REQUIREMENT » Count how many lines in the rows below contain the string "switch", treating uppercase and lowercase as different. Reply with that number only.

EXERCISE DATA »
===

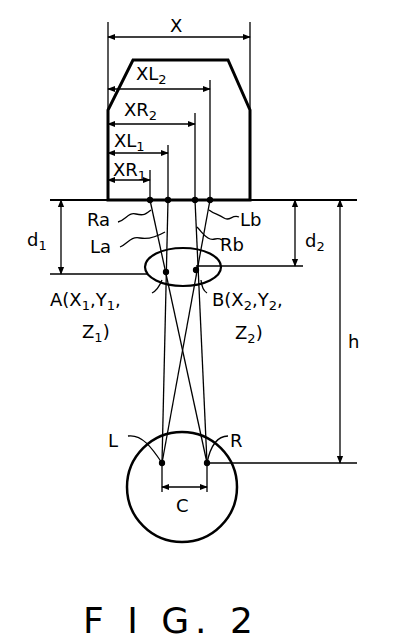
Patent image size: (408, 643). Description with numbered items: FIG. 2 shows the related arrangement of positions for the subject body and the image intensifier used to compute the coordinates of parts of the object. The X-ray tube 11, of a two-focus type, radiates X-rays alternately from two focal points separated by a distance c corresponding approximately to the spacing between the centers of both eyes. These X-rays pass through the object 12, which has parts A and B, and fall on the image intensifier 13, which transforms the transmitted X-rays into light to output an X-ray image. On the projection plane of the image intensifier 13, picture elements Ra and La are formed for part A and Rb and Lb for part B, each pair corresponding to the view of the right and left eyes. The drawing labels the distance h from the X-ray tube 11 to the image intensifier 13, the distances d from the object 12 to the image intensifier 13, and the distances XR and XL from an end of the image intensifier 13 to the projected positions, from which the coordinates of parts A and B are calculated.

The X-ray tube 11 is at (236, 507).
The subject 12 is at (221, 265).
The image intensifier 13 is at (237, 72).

===

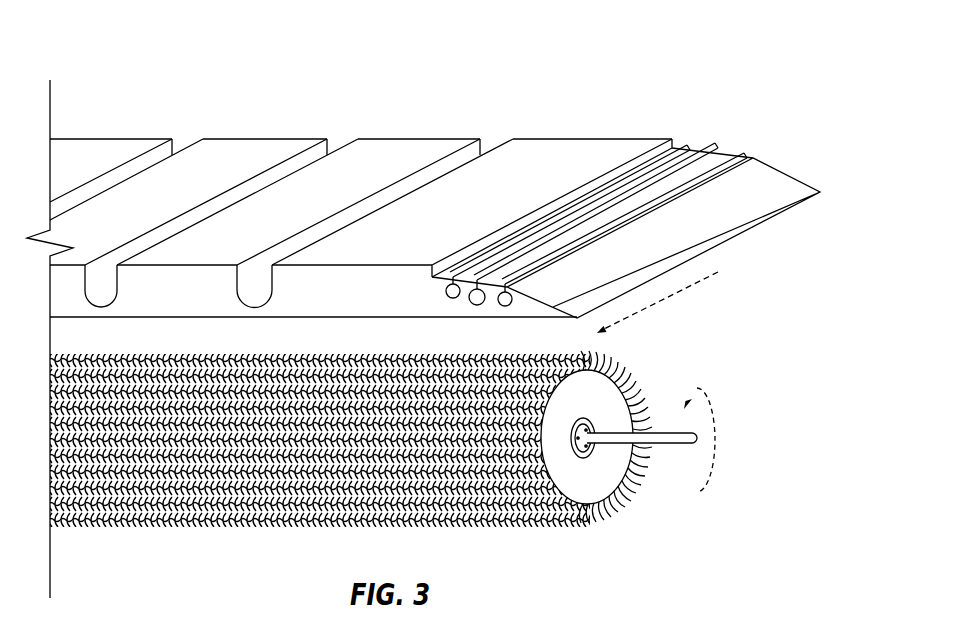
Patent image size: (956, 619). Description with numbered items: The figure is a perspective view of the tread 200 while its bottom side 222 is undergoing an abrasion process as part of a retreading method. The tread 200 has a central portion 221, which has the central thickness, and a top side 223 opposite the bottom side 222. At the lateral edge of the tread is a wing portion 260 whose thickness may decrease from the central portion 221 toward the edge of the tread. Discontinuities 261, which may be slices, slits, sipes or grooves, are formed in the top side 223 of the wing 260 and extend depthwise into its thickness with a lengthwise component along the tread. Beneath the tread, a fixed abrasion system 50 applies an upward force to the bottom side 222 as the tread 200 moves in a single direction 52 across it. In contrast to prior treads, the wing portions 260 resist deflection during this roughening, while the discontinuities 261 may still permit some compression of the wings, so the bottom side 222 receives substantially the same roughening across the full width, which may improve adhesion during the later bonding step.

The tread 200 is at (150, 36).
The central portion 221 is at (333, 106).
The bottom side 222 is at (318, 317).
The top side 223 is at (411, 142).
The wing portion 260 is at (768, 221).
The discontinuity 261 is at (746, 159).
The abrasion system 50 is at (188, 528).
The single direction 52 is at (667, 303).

===

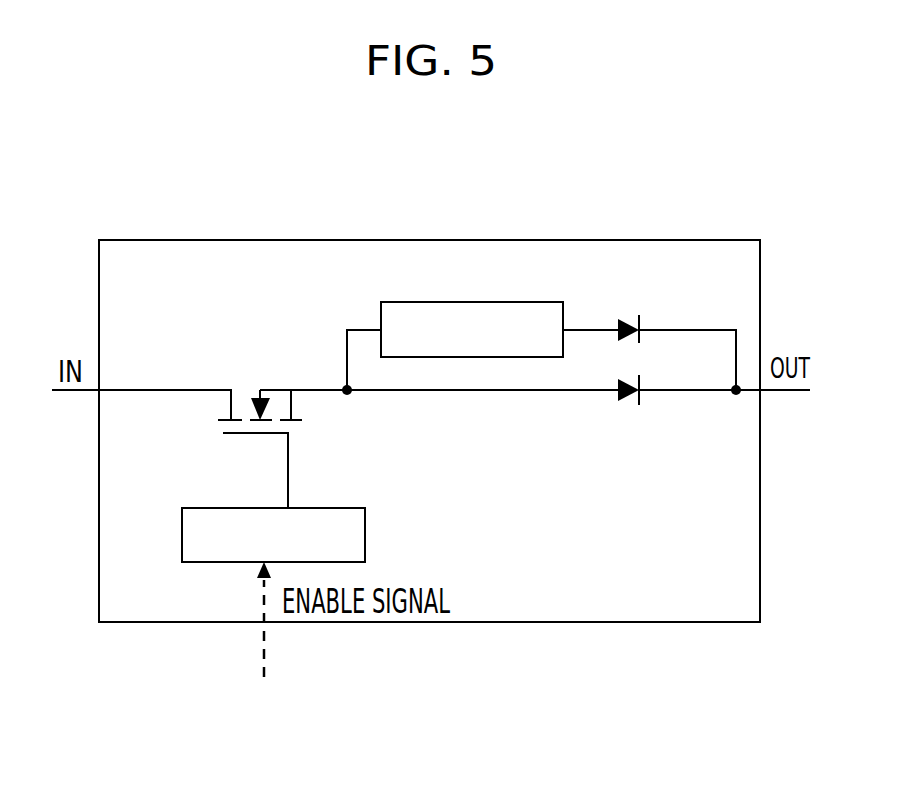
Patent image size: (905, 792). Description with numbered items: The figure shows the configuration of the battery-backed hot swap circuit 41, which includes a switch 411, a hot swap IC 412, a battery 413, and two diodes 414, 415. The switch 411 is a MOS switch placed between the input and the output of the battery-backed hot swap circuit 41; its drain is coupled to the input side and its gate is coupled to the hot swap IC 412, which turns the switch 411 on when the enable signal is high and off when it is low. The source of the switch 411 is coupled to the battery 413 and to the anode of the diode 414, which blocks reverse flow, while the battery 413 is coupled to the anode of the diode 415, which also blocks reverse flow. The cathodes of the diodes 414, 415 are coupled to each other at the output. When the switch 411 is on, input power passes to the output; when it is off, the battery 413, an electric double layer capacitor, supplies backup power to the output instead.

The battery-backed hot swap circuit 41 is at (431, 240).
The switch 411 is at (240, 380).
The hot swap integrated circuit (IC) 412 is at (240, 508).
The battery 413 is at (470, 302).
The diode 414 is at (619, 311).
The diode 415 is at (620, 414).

===

EXERCISE SOLUTION » 2